The material below should be written out in full and exactly; pictures stay out of the copy.

◆ **Data extracted from a collection**:
* * * * * * * * *
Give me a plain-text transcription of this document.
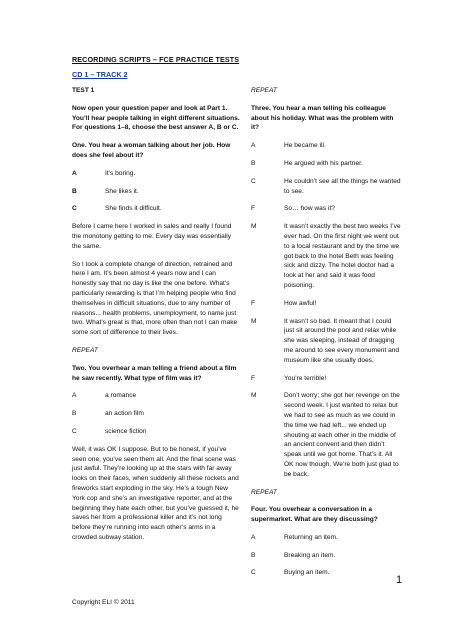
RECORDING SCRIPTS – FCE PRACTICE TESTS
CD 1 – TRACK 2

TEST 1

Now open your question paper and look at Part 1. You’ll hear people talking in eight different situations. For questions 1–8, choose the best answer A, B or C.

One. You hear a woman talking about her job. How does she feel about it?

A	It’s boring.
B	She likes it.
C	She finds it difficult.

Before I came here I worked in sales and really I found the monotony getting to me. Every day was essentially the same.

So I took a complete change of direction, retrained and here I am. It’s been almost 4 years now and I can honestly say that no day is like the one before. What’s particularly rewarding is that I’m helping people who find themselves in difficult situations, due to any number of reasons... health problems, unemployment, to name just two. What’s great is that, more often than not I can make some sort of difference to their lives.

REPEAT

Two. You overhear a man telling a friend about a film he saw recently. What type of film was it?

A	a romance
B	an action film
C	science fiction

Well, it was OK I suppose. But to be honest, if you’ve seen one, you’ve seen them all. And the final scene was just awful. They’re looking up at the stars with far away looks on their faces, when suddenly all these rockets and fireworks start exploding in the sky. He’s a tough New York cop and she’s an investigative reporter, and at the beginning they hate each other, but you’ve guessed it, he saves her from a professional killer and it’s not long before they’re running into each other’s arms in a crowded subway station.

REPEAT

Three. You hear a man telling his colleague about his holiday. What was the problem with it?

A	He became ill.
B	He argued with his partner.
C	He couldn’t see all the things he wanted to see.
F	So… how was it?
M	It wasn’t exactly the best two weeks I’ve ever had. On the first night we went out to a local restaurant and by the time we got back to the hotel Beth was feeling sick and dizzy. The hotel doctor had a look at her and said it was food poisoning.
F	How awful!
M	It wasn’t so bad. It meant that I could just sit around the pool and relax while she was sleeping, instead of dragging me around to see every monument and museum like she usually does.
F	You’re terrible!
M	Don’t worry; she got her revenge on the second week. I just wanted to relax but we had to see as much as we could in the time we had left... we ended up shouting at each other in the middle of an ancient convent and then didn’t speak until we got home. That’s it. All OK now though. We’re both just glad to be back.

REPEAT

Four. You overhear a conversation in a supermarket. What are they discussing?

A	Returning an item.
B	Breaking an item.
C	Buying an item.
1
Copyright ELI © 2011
* * * * * * * * *
◆ **The response**:
Give me a plain-text transcription of this document.
RECORDING SCRIPTS – FCE PRACTICE TESTS
CD 1 – TRACK 2

TEST 1

Now open your question paper and look at Part 1. You’ll hear people talking in eight different situations. For questions 1–8, choose the best answer A, B or C.

One. You hear a woman talking about her job. How does she feel about it?

A	It’s boring.
B	She likes it.
C	She finds it difficult.

Before I came here I worked in sales and really I found the monotony getting to me. Every day was essentially the same.

So I took a complete change of direction, retrained and here I am. It’s been almost 4 years now and I can honestly say that no day is like the one before. What’s particularly rewarding is that I’m helping people who find themselves in difficult situations, due to any number of reasons... health problems, unemployment, to name just two. What’s great is that, more often than not I can make some sort of difference to their lives.

REPEAT

Two. You overhear a man telling a friend about a film he saw recently. What type of film was it?

A	a romance
B	an action film
C	science fiction

Well, it was OK I suppose. But to be honest, if you’ve seen one, you’ve seen them all. And the final scene was just awful. They’re looking up at the stars with far away looks on their faces, when suddenly all these rockets and fireworks start exploding in the sky. He’s a tough New York cop and she’s an investigative reporter, and at the beginning they hate each other, but you’ve guessed it, he saves her from a professional killer and it’s not long before they’re running into each other’s arms in a crowded subway station.

REPEAT

Three. You hear a man telling his colleague about his holiday. What was the problem with it?

A	He became ill.
B	He argued with his partner.
C	He couldn’t see all the things he wanted to see.
F	So… how was it?
M	It wasn’t exactly the best two weeks I’ve ever had. On the first night we went out to a local restaurant and by the time we got back to the hotel Beth was feeling sick and dizzy. The hotel doctor had a look at her and said it was food poisoning.
F	How awful!
M	It wasn’t so bad. It meant that I could just sit around the pool and relax while she was sleeping, instead of dragging me around to see every monument and museum like she usually does.
F	You’re terrible!
M	Don’t worry; she got her revenge on the second week. I just wanted to relax but we had to see as much as we could in the time we had left... we ended up shouting at each other in the middle of an ancient convent and then didn’t speak until we got home. That’s it. All OK now though. We’re both just glad to be back.

REPEAT

Four. You overhear a conversation in a supermarket. What are they discussing?

A	Returning an item.
B	Breaking an item.
C	Buying an item.
1
Copyright ELI © 2011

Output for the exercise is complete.